* Goal of the exercise *
Narrow the data below down to the lines containing "JSON".

(Source data)
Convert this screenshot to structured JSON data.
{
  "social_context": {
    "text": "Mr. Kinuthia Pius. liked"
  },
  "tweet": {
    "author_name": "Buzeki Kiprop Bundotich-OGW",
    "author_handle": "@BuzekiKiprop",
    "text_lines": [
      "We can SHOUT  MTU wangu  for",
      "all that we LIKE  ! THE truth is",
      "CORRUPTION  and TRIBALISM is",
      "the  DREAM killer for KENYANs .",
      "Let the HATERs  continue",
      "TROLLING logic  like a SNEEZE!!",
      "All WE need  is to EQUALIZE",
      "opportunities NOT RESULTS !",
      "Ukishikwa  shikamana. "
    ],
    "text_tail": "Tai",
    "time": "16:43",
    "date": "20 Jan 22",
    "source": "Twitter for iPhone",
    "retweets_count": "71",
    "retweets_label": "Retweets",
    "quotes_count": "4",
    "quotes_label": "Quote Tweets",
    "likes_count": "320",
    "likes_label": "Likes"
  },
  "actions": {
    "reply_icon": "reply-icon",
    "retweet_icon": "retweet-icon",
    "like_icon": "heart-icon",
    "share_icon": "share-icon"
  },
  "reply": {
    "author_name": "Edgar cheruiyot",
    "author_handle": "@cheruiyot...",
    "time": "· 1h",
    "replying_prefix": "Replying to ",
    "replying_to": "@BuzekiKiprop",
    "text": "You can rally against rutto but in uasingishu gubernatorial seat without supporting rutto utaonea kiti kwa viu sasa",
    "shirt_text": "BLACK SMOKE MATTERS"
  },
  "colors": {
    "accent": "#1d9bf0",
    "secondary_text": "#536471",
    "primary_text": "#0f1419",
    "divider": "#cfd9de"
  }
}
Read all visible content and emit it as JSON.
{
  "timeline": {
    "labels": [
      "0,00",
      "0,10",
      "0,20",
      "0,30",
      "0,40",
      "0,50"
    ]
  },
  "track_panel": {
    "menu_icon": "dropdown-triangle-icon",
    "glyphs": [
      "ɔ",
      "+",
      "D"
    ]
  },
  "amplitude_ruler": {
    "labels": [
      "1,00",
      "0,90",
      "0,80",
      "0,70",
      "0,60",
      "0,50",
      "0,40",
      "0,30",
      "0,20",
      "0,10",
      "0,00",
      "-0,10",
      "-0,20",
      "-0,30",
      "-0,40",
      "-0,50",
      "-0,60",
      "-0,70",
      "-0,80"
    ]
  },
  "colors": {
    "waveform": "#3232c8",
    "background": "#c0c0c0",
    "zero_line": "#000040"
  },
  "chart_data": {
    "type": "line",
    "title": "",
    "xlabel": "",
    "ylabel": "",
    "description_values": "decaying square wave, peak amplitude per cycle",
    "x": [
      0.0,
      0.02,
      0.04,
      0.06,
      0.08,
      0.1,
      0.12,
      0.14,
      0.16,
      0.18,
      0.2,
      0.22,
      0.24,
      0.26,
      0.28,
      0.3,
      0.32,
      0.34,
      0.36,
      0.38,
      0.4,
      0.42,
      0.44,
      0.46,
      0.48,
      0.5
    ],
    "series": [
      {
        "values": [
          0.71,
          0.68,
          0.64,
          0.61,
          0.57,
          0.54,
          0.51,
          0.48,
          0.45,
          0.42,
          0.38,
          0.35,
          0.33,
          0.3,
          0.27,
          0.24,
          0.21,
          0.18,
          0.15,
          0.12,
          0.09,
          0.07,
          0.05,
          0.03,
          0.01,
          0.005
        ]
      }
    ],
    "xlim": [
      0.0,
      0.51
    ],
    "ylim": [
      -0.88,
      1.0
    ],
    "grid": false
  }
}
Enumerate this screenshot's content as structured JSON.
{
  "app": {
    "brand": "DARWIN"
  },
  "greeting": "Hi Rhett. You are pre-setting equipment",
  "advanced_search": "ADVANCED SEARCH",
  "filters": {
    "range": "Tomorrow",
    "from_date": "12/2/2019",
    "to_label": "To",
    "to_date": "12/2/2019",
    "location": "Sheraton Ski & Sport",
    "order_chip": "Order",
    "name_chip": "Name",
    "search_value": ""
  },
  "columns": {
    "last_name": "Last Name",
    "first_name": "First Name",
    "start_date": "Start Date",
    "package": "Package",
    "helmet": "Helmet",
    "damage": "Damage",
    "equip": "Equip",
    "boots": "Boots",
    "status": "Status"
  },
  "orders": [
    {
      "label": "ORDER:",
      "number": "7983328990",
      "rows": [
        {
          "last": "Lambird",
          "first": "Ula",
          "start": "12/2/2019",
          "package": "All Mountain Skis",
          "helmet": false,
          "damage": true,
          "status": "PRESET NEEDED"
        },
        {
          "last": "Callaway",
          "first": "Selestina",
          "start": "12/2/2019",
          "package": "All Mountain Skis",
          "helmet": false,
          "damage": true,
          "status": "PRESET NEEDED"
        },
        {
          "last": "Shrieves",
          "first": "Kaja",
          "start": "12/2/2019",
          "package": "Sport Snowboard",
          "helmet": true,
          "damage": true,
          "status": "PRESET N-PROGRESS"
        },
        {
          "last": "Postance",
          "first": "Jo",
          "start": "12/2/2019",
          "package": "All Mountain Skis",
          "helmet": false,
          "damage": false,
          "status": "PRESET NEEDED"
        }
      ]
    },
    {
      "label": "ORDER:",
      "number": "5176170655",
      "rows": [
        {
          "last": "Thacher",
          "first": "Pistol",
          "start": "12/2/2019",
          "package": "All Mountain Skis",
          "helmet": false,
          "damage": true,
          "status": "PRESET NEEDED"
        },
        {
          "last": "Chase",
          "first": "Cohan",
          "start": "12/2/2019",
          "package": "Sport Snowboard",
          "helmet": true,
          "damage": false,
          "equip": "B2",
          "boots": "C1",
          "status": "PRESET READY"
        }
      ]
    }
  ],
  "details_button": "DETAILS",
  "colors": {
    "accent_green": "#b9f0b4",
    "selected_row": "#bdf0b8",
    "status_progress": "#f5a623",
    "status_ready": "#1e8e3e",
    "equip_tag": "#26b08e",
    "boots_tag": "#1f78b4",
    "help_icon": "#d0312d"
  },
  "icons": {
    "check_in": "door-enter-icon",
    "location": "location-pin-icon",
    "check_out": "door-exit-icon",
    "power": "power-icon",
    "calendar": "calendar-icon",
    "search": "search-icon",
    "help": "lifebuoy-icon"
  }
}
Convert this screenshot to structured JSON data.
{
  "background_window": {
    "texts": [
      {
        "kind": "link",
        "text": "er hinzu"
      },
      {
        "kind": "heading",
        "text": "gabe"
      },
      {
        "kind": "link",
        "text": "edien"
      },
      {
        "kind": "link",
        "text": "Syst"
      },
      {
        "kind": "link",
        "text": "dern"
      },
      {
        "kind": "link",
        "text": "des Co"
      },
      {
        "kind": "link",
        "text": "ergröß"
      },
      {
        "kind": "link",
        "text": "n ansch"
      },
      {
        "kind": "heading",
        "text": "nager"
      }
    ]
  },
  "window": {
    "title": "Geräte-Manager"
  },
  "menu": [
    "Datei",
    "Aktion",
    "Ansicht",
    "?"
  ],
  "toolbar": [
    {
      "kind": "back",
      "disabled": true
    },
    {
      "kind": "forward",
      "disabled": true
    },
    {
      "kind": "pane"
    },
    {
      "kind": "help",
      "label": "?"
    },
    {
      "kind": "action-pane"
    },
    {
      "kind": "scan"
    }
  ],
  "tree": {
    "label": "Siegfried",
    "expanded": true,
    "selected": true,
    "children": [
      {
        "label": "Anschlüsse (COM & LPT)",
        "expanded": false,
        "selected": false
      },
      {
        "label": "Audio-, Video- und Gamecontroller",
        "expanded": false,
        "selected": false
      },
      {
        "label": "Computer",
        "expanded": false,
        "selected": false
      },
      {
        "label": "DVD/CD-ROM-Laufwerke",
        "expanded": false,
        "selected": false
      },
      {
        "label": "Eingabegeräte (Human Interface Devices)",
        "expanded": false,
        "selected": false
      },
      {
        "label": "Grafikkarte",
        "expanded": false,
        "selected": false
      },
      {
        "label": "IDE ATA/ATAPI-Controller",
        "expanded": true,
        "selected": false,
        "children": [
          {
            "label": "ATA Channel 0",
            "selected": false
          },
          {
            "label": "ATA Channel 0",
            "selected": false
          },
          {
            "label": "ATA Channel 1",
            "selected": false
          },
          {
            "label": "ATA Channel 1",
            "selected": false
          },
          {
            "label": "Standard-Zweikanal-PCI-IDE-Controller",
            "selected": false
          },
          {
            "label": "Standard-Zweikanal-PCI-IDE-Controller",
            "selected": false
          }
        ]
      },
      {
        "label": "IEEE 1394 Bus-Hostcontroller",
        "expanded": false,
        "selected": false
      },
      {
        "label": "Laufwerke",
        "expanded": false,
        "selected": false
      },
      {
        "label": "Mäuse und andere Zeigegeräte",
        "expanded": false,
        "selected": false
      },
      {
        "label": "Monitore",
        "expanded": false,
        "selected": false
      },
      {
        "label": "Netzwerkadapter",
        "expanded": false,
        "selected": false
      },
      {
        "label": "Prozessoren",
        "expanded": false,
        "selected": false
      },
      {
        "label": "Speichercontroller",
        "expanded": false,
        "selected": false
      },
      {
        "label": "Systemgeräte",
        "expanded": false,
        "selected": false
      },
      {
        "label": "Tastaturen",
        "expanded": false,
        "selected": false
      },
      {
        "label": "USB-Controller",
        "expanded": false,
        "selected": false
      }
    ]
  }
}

* Worked answer *
Convert this screenshot to structured JSON data.
Read all visible content and emit it as JSON.
Enumerate this screenshot's content as structured JSON.
Convert this screenshot to structured JSON data.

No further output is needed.